Search the records for "JSON". Copy every line where it appears.

— Begin —

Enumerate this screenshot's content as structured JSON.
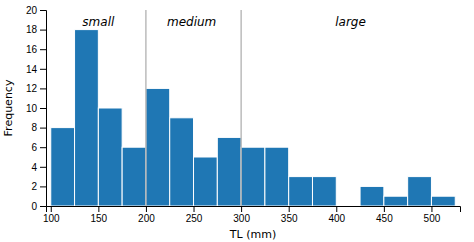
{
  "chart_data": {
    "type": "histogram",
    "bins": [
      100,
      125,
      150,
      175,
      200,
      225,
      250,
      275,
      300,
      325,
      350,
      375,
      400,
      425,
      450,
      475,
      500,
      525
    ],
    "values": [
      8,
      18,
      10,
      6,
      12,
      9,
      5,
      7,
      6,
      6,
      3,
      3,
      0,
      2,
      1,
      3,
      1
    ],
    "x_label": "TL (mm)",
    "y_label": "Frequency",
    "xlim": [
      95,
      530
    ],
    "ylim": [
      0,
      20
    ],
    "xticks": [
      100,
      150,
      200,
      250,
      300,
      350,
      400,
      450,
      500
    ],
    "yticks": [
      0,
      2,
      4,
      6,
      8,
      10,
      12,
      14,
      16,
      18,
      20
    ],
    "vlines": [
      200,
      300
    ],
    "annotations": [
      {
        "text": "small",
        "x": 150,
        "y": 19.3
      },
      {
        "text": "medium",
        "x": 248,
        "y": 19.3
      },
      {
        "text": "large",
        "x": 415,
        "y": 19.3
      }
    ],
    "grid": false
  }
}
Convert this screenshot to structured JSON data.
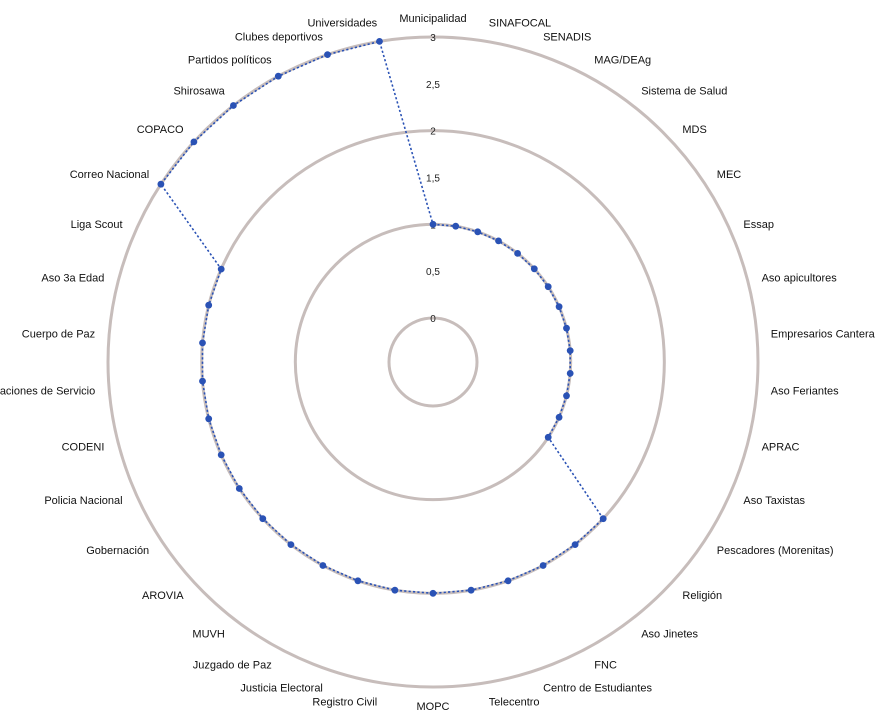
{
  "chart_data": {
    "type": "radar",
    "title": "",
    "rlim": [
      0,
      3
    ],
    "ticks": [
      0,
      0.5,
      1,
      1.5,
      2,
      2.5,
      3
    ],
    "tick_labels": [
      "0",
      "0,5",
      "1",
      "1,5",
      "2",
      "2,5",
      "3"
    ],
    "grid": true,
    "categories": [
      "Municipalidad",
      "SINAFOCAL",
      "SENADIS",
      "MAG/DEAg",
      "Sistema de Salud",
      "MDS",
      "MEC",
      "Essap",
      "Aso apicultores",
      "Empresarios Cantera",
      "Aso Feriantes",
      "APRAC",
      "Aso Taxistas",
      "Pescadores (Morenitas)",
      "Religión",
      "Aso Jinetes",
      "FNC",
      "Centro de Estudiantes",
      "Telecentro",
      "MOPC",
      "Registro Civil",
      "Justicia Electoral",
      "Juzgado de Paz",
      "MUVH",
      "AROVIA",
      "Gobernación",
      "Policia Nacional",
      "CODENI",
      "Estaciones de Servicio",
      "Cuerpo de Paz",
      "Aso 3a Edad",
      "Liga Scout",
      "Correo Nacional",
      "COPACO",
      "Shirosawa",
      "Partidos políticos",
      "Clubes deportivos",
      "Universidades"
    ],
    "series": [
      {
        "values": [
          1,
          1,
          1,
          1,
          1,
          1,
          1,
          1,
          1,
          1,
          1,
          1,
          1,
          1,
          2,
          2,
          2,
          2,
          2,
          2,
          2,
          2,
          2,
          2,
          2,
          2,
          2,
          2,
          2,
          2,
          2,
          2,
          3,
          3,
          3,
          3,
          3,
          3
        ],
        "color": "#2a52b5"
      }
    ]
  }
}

— End —
— Begin —

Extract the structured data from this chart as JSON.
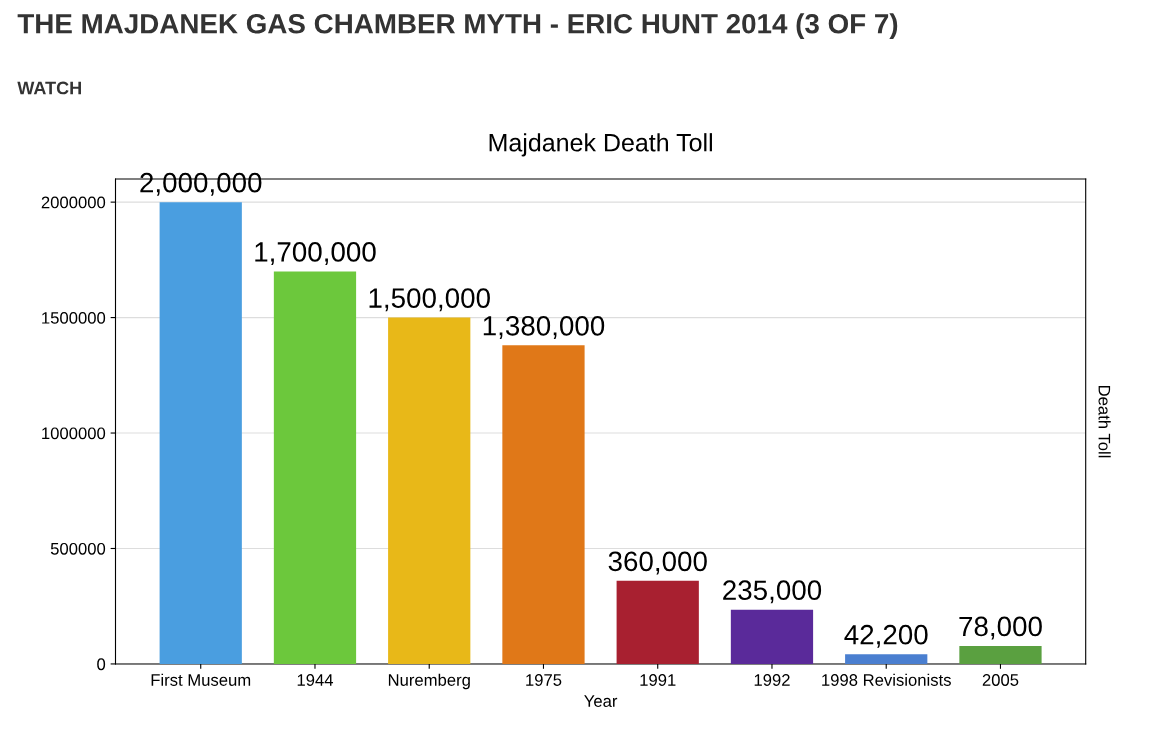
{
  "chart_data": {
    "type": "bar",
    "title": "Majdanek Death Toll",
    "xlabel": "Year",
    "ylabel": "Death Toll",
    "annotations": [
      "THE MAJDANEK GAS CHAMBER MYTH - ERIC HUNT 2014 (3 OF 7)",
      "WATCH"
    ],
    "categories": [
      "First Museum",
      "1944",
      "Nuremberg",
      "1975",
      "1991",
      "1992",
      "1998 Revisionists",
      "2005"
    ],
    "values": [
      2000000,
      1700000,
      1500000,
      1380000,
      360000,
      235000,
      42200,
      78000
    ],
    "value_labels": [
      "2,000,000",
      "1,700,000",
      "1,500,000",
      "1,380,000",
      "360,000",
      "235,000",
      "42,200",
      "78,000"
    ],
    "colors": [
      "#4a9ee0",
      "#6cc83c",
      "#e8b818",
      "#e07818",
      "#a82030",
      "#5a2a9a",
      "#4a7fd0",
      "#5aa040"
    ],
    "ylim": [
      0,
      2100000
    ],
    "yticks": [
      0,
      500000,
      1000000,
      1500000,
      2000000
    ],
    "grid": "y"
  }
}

— End —
— Begin —

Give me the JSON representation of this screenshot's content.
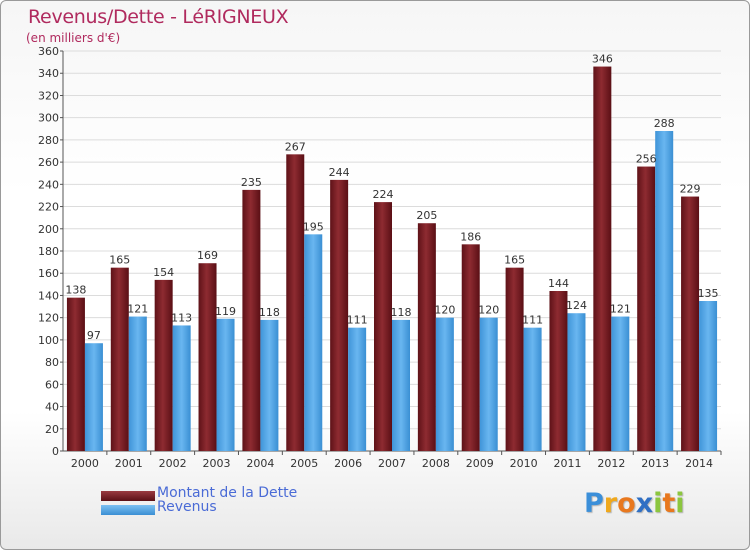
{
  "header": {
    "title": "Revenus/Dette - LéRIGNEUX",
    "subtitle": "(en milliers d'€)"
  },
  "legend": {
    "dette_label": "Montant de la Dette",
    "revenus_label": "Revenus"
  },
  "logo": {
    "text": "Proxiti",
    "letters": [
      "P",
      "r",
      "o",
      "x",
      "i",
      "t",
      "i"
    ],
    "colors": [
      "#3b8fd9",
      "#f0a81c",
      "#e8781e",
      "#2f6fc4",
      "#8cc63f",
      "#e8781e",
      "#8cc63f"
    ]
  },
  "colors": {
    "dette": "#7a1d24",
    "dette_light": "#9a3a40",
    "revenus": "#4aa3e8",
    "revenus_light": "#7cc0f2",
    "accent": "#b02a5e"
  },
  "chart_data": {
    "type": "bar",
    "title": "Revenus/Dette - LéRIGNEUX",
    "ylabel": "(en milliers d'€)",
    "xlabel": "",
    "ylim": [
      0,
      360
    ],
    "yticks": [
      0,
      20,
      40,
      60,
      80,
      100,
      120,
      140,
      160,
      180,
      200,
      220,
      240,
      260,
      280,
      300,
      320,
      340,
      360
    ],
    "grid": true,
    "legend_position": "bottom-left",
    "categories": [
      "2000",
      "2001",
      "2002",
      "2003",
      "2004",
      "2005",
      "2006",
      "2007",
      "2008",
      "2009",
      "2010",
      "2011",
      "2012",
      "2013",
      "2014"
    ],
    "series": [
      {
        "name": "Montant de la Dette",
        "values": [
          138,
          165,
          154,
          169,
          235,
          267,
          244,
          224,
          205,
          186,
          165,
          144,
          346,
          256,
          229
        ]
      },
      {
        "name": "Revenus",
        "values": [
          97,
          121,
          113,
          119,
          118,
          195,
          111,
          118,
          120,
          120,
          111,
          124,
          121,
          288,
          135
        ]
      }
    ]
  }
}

— End —

_TASK ANSWER_
Enumerate this screenshot's content as structured JSON.
Convert this screenshot to structured JSON data.
Extract the structured data from this chart as JSON.
Give me the JSON representation of this screenshot's content.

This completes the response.